◆ The task ◆
Report how many lines below contain the word "refresh", and give only that number.

start Data entries

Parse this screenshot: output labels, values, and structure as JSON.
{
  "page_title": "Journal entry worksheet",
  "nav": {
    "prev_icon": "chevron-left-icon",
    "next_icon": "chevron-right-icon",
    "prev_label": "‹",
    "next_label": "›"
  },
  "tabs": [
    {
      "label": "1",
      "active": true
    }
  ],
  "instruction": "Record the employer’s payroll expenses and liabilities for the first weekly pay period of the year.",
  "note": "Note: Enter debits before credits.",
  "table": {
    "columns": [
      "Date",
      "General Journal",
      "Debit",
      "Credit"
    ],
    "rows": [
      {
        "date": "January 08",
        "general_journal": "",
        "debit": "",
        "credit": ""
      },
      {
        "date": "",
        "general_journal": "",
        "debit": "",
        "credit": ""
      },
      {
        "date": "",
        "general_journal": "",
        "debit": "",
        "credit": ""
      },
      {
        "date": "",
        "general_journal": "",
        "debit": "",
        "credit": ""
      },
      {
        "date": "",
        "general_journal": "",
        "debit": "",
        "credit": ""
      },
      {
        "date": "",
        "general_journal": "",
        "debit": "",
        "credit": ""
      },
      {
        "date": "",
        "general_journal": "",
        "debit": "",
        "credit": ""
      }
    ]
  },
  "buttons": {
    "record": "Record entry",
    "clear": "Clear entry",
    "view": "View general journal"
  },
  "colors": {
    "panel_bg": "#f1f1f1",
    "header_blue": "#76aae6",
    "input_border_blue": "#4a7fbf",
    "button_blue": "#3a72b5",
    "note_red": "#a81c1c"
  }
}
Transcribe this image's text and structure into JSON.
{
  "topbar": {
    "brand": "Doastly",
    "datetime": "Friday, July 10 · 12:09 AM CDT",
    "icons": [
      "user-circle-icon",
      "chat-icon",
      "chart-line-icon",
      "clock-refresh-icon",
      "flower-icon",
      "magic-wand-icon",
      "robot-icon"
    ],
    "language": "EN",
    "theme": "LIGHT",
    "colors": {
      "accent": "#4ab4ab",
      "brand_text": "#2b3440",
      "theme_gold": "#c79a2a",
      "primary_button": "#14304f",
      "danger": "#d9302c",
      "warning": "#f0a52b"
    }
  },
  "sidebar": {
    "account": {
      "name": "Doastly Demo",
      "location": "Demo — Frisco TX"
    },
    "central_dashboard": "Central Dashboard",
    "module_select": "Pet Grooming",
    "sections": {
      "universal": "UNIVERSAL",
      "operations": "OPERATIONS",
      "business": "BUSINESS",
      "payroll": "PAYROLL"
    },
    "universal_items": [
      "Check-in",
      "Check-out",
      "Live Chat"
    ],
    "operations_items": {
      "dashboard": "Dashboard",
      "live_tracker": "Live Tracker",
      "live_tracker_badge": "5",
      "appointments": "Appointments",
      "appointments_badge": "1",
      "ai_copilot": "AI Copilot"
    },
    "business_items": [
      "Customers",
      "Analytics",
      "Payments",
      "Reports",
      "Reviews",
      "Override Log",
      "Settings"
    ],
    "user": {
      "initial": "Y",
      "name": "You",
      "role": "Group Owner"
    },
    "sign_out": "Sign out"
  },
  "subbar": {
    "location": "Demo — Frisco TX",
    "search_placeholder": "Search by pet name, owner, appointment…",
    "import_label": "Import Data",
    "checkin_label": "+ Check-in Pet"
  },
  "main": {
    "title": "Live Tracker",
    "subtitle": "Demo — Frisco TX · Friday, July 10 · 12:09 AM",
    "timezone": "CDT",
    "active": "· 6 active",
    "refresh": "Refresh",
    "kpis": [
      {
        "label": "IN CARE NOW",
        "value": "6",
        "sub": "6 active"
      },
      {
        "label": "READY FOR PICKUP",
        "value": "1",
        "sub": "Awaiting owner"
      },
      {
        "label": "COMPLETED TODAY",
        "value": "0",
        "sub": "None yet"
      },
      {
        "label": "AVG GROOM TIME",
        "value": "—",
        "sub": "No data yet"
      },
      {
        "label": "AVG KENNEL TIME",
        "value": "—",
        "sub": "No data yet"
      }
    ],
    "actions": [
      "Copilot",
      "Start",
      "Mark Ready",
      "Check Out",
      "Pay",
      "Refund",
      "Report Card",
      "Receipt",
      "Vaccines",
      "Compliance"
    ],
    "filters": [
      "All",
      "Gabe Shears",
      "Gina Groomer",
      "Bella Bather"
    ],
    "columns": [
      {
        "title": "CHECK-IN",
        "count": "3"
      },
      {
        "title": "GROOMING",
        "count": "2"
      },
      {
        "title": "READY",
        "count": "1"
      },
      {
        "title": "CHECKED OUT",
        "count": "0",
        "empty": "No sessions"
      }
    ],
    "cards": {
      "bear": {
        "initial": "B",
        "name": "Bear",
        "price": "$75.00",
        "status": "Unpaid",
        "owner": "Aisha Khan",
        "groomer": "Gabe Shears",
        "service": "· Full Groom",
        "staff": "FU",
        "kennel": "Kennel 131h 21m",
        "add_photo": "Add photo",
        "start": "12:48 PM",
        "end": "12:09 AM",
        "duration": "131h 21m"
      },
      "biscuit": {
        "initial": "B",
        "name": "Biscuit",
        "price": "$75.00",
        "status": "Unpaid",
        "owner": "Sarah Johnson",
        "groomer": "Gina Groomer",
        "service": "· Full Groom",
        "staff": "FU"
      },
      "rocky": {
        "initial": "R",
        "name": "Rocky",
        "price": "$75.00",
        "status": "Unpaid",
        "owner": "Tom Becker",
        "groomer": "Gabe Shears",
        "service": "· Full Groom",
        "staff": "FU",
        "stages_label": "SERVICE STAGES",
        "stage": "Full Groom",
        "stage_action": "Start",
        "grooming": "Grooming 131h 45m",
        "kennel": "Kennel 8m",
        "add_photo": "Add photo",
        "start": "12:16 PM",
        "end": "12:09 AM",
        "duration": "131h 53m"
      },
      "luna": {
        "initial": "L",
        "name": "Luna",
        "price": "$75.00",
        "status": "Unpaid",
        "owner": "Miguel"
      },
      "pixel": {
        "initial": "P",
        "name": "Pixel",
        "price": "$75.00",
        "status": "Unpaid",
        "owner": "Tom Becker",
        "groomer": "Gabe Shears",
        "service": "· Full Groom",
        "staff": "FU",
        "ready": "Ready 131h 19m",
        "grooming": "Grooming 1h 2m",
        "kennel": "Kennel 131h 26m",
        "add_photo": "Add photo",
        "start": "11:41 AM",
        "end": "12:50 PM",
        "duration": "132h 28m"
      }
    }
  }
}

end Data entries

◆ Completed task ◆
2